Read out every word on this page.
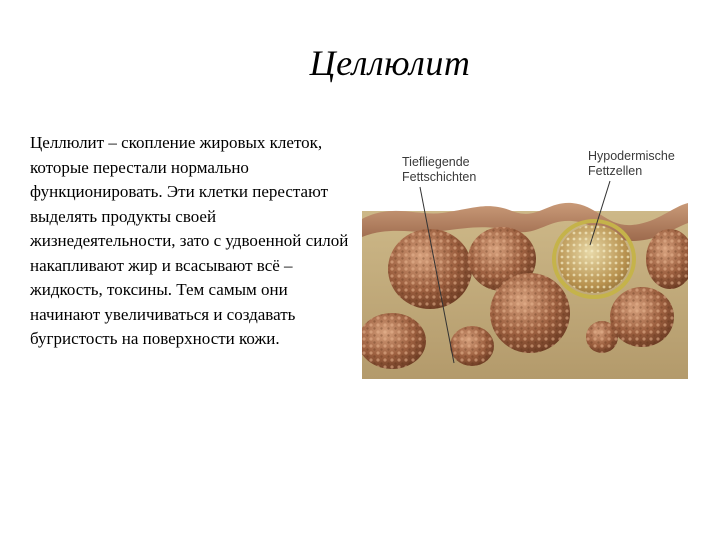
Целлюлит
Целлюлит – скопление жировых клеток, которые перестали нормально функционировать. Эти клетки перестают выделять продукты своей жизнедеятельности, зато с удвоенной силой накапливают жир и всасывают всё – жидкость, токсины. Тем самым они начинают увеличиваться и создавать бугристость на поверхности кожи.
Tiefliegende
Fettschichten
Hypodermische
Fettzellen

# # # # # # #

= Your task =
The records above are to be restated exactly, without their pictures.

= Exercise response =
Read out every word on this page.
Целлюлит
Целлюлит – скопление жировых клеток, которые перестали нормально функционировать. Эти клетки перестают выделять продукты своей жизнедеятельности, зато с удвоенной силой накапливают жир и всасывают всё – жидкость, токсины. Тем самым они начинают увеличиваться и создавать бугристость на поверхности кожи.
Tiefliegende
Fettschichten
Hypodermische
Fettzellen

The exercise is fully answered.